_WHAT IS BEING ASKED_
Could you write out every entry exactly as it stands?
# START OF SOURCE RECORDS
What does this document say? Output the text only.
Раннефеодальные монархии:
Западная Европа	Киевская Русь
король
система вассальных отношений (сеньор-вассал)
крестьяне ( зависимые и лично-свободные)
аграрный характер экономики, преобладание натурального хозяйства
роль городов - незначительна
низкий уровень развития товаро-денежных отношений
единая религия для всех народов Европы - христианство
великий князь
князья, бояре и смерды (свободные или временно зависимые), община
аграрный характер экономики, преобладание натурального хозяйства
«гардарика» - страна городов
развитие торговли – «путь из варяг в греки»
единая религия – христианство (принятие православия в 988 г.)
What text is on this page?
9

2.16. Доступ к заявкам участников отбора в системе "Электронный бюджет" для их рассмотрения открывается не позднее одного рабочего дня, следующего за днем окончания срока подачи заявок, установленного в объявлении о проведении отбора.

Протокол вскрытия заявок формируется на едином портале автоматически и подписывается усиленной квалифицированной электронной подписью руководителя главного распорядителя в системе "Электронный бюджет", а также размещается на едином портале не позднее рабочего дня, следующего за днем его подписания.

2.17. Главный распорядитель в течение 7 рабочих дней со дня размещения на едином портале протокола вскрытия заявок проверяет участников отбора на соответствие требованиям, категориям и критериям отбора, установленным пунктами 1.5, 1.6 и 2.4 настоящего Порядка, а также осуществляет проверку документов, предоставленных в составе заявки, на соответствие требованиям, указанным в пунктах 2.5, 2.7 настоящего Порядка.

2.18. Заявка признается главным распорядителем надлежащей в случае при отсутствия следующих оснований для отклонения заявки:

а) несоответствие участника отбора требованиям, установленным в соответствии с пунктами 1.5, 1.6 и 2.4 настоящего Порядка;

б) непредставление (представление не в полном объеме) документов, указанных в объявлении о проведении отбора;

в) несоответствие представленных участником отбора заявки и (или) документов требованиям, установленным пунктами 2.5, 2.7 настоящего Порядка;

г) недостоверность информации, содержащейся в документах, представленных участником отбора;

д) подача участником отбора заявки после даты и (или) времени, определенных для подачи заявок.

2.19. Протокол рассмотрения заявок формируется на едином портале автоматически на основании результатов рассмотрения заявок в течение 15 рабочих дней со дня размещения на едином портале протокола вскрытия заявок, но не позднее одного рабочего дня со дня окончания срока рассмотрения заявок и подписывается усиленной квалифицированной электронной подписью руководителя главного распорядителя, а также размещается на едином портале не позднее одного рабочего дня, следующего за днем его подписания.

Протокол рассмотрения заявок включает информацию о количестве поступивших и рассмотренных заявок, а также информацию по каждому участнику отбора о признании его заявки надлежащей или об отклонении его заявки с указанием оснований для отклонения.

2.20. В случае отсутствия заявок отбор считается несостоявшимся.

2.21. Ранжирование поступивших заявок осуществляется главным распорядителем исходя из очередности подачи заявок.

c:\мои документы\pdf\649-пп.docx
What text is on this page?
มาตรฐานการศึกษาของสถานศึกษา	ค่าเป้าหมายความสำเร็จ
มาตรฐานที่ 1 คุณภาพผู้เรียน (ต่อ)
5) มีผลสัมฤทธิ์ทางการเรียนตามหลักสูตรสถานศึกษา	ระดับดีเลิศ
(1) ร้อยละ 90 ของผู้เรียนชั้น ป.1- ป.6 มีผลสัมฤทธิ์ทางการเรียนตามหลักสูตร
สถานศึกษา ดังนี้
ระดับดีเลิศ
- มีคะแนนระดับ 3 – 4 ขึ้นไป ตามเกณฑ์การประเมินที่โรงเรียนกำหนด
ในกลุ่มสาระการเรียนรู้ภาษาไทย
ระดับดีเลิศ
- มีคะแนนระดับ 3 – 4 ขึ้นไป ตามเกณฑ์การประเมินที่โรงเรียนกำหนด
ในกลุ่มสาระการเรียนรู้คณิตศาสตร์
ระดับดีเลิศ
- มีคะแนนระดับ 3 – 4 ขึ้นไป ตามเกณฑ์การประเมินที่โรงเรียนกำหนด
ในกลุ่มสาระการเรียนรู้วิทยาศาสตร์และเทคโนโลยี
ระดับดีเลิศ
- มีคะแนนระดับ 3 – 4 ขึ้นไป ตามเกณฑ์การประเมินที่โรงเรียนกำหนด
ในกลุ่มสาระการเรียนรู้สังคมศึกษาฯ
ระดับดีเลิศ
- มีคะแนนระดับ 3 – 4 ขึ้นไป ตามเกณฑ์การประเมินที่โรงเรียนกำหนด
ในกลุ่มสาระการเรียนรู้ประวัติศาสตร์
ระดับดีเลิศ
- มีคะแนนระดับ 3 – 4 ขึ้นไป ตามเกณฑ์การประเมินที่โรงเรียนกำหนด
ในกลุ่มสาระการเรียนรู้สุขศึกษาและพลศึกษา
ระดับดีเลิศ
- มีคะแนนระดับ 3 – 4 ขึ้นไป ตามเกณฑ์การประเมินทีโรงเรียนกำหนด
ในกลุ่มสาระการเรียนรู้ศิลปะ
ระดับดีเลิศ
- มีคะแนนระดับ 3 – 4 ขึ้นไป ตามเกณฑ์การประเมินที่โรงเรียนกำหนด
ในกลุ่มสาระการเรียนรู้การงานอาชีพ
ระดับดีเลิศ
# END OF SOURCE RECORDS
_FINISHED ANSWER_
What does this document say? Output the text only.
Раннефеодальные монархии:
Западная Европа	Киевская Русь
король
система вассальных отношений (сеньор-вассал)
крестьяне ( зависимые и лично-свободные)
аграрный характер экономики, преобладание натурального хозяйства
роль городов - незначительна
низкий уровень развития товаро-денежных отношений
единая религия для всех народов Европы - христианство
великий князь
князья, бояре и смерды (свободные или временно зависимые), община
аграрный характер экономики, преобладание натурального хозяйства
«гардарика» - страна городов
развитие торговли – «путь из варяг в греки»
единая религия – христианство (принятие православия в 988 г.)
What text is on this page?
9

2.16. Доступ к заявкам участников отбора в системе "Электронный бюджет" для их рассмотрения открывается не позднее одного рабочего дня, следующего за днем окончания срока подачи заявок, установленного в объявлении о проведении отбора.

Протокол вскрытия заявок формируется на едином портале автоматически и подписывается усиленной квалифицированной электронной подписью руководителя главного распорядителя в системе "Электронный бюджет", а также размещается на едином портале не позднее рабочего дня, следующего за днем его подписания.

2.17. Главный распорядитель в течение 7 рабочих дней со дня размещения на едином портале протокола вскрытия заявок проверяет участников отбора на соответствие требованиям, категориям и критериям отбора, установленным пунктами 1.5, 1.6 и 2.4 настоящего Порядка, а также осуществляет проверку документов, предоставленных в составе заявки, на соответствие требованиям, указанным в пунктах 2.5, 2.7 настоящего Порядка.

2.18. Заявка признается главным распорядителем надлежащей в случае при отсутствия следующих оснований для отклонения заявки:

а) несоответствие участника отбора требованиям, установленным в соответствии с пунктами 1.5, 1.6 и 2.4 настоящего Порядка;

б) непредставление (представление не в полном объеме) документов, указанных в объявлении о проведении отбора;

в) несоответствие представленных участником отбора заявки и (или) документов требованиям, установленным пунктами 2.5, 2.7 настоящего Порядка;

г) недостоверность информации, содержащейся в документах, представленных участником отбора;

д) подача участником отбора заявки после даты и (или) времени, определенных для подачи заявок.

2.19. Протокол рассмотрения заявок формируется на едином портале автоматически на основании результатов рассмотрения заявок в течение 15 рабочих дней со дня размещения на едином портале протокола вскрытия заявок, но не позднее одного рабочего дня со дня окончания срока рассмотрения заявок и подписывается усиленной квалифицированной электронной подписью руководителя главного распорядителя, а также размещается на едином портале не позднее одного рабочего дня, следующего за днем его подписания.

Протокол рассмотрения заявок включает информацию о количестве поступивших и рассмотренных заявок, а также информацию по каждому участнику отбора о признании его заявки надлежащей или об отклонении его заявки с указанием оснований для отклонения.

2.20. В случае отсутствия заявок отбор считается несостоявшимся.

2.21. Ранжирование поступивших заявок осуществляется главным распорядителем исходя из очередности подачи заявок.

c:\мои документы\pdf\649-пп.docx
What text is on this page?
มาตรฐานการศึกษาของสถานศึกษา	ค่าเป้าหมายความสำเร็จ
มาตรฐานที่ 1 คุณภาพผู้เรียน (ต่อ)
5) มีผลสัมฤทธิ์ทางการเรียนตามหลักสูตรสถานศึกษา	ระดับดีเลิศ
(1) ร้อยละ 90 ของผู้เรียนชั้น ป.1- ป.6 มีผลสัมฤทธิ์ทางการเรียนตามหลักสูตร
สถานศึกษา ดังนี้
ระดับดีเลิศ
- มีคะแนนระดับ 3 – 4 ขึ้นไป ตามเกณฑ์การประเมินที่โรงเรียนกำหนด
ในกลุ่มสาระการเรียนรู้ภาษาไทย
ระดับดีเลิศ
- มีคะแนนระดับ 3 – 4 ขึ้นไป ตามเกณฑ์การประเมินที่โรงเรียนกำหนด
ในกลุ่มสาระการเรียนรู้คณิตศาสตร์
ระดับดีเลิศ
- มีคะแนนระดับ 3 – 4 ขึ้นไป ตามเกณฑ์การประเมินที่โรงเรียนกำหนด
ในกลุ่มสาระการเรียนรู้วิทยาศาสตร์และเทคโนโลยี
ระดับดีเลิศ
- มีคะแนนระดับ 3 – 4 ขึ้นไป ตามเกณฑ์การประเมินที่โรงเรียนกำหนด
ในกลุ่มสาระการเรียนรู้สังคมศึกษาฯ
ระดับดีเลิศ
- มีคะแนนระดับ 3 – 4 ขึ้นไป ตามเกณฑ์การประเมินที่โรงเรียนกำหนด
ในกลุ่มสาระการเรียนรู้ประวัติศาสตร์
ระดับดีเลิศ
- มีคะแนนระดับ 3 – 4 ขึ้นไป ตามเกณฑ์การประเมินที่โรงเรียนกำหนด
ในกลุ่มสาระการเรียนรู้สุขศึกษาและพลศึกษา
ระดับดีเลิศ
- มีคะแนนระดับ 3 – 4 ขึ้นไป ตามเกณฑ์การประเมินทีโรงเรียนกำหนด
ในกลุ่มสาระการเรียนรู้ศิลปะ
ระดับดีเลิศ
- มีคะแนนระดับ 3 – 4 ขึ้นไป ตามเกณฑ์การประเมินที่โรงเรียนกำหนด
ในกลุ่มสาระการเรียนรู้การงานอาชีพ
ระดับดีเลิศ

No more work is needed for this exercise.